* BEGIN Records supplied *

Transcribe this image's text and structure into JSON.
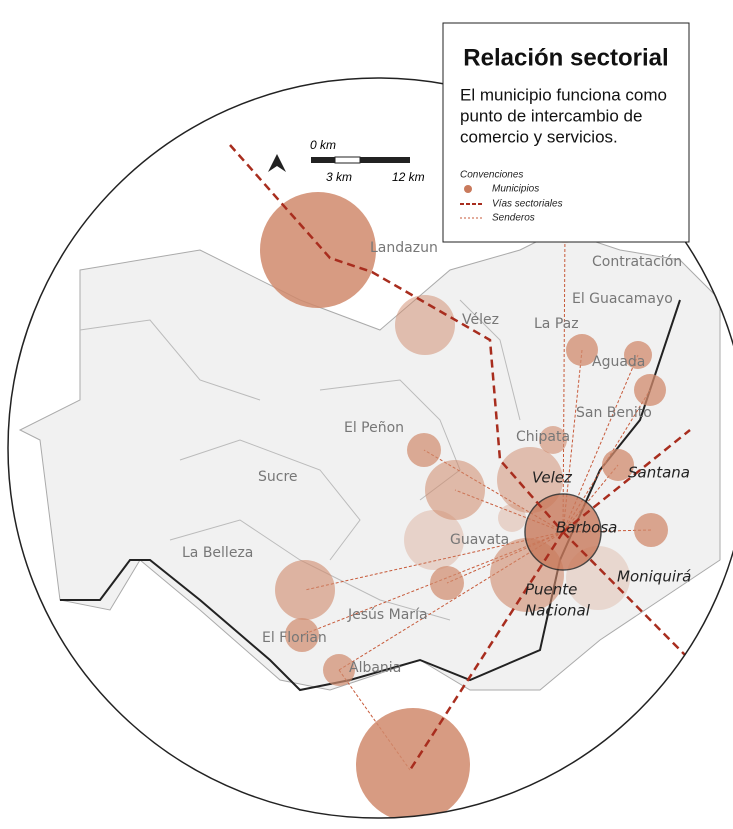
{
  "header": {
    "title": "Relación sectorial",
    "description": [
      "El municipio funciona como",
      "punto de intercambio de",
      "comercio y servicios."
    ]
  },
  "scale_bar": {
    "zero": "0 km",
    "mid": "3 km",
    "end": "12 km"
  },
  "legend": {
    "title": "Convenciones",
    "items": [
      "Municipios",
      "Vías sectoriales",
      "Senderos"
    ]
  },
  "places": [
    "Landazun",
    "Vélez",
    "La Paz",
    "El Peñon",
    "Sucre",
    "La Belleza",
    "Guavata",
    "Jesús María",
    "El Florian",
    "Albania",
    "Chipata",
    "Aguada",
    "San Benito",
    "Contratación",
    "El Guacamayo"
  ],
  "highlighted": [
    "Barbosa",
    "Velez",
    "Santana",
    "Moniquirá",
    "Puente",
    "Nacional"
  ]
}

* END Records supplied *

Given instruction = Reproduce each record above by retyping it exactly; omit all images.

Full output =
Transcribe this image's text and structure into JSON.
{
  "header": {
    "title": "Relación sectorial",
    "description": [
      "El municipio funciona como",
      "punto de intercambio de",
      "comercio y servicios."
    ]
  },
  "scale_bar": {
    "zero": "0 km",
    "mid": "3 km",
    "end": "12 km"
  },
  "legend": {
    "title": "Convenciones",
    "items": [
      "Municipios",
      "Vías sectoriales",
      "Senderos"
    ]
  },
  "places": [
    "Landazun",
    "Vélez",
    "La Paz",
    "El Peñon",
    "Sucre",
    "La Belleza",
    "Guavata",
    "Jesús María",
    "El Florian",
    "Albania",
    "Chipata",
    "Aguada",
    "San Benito",
    "Contratación",
    "El Guacamayo"
  ],
  "highlighted": [
    "Barbosa",
    "Velez",
    "Santana",
    "Moniquirá",
    "Puente",
    "Nacional"
  ]
}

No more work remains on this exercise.